Let’s restore the dates.
tmp_df_res = tmp_df_res.preproc.restore_full_index(
date_cols='order_purchase_dt'
, group_cols='order_avg_reviews_score'
, freq='ME'
)
pb.line(data_frame=tmp_df_res, color='order_avg_reviews_score', to_slide=True)

Key Observations:
1-star review orders typically had higher ARPPU
2-star orders often had higher ARPPU than 3/4/5-star orders
By Whether the Order is Delayed or Not
tmp_df_res = (
df_sales.groupby([pd.Grouper(key='order_purchase_dt', freq='ME'), 'is_delayed'], observed=False)
.agg({'customer_unique_id': 'nunique', 'total_products_price': 'sum'})
.reset_index()
)
tmp_df_res['arppu'] = tmp_df_res['total_products_price'] / tmp_df_res['customer_unique_id']
pb.line(data_frame=tmp_df_res, color='is_delayed')

Key Observations:
June 2017 saw major ARPPU peak for delayed orders
Smaller peaks in April/December 2017 and January/June 2018
By Order Weight Category
tmp_df_res = (
df_sales.groupby([pd.Grouper(key='order_purchase_dt', freq='ME'), 'order_total_weight_cat'], observed=False)

Work instructions >>
1. According to the analysis notes, in which month and year did delayed orders show a major ARPPU peak?
2. Retype the portion of the analysis notes that begins at the words "tmp_df_res['arppu'] = tmp_df_res['total_products_price']" and ends after the words "freq='ME'), 'order_total_weight_cat'], observed=False)".
The entries are not required for either task.

Dataset excerpt >>
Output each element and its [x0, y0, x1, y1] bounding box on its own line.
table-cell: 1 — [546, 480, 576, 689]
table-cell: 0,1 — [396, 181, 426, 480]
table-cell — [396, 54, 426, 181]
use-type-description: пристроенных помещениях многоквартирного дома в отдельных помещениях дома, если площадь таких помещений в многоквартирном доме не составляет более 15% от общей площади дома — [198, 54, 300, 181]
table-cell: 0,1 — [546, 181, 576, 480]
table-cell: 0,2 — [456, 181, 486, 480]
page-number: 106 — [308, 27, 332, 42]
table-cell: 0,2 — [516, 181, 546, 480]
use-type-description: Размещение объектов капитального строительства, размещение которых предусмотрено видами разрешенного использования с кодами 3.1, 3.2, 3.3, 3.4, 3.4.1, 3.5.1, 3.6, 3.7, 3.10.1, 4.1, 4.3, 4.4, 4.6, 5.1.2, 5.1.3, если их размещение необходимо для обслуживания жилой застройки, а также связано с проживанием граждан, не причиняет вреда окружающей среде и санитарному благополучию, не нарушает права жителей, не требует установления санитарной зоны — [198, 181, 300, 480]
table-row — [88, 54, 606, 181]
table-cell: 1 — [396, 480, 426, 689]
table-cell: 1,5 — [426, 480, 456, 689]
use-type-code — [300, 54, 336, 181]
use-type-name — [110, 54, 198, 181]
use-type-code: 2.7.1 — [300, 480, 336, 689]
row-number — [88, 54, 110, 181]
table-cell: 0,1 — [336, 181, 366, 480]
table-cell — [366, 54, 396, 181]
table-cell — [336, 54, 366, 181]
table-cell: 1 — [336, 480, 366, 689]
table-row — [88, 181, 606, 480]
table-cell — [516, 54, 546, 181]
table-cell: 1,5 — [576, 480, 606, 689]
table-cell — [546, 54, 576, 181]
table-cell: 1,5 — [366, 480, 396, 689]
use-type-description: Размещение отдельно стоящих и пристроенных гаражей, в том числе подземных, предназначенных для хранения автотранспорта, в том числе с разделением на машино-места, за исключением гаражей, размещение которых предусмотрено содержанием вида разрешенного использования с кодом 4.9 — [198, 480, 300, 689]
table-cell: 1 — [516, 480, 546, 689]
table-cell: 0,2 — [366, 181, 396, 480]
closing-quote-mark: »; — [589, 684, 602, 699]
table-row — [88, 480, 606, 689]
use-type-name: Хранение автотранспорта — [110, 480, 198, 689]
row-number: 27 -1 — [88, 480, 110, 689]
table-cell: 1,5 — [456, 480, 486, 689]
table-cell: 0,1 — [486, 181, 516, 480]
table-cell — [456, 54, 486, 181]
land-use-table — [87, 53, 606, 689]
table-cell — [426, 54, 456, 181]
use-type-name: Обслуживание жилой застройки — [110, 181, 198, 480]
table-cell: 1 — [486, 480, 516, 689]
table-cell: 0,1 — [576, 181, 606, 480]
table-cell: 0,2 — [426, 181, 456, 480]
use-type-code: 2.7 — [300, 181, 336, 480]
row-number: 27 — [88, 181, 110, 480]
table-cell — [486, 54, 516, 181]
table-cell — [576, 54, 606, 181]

Task-by-task results >>
1. June 2017

2.
tmp_df_res['arppu'] = tmp_df_res['total_products_price'] / tmp_df_res['customer_unique_id']
pb.line(data_frame=tmp_df_res, color='is_delayed')

Key Observations:
June 2017 saw major ARPPU peak for delayed orders
Smaller peaks in April/December 2017 and January/June 2018
By Order Weight Category
tmp_df_res = (
df_sales.groupby([pd.Grouper(key='order_purchase_dt', freq='ME'), 'order_total_weight_cat'], observed=False)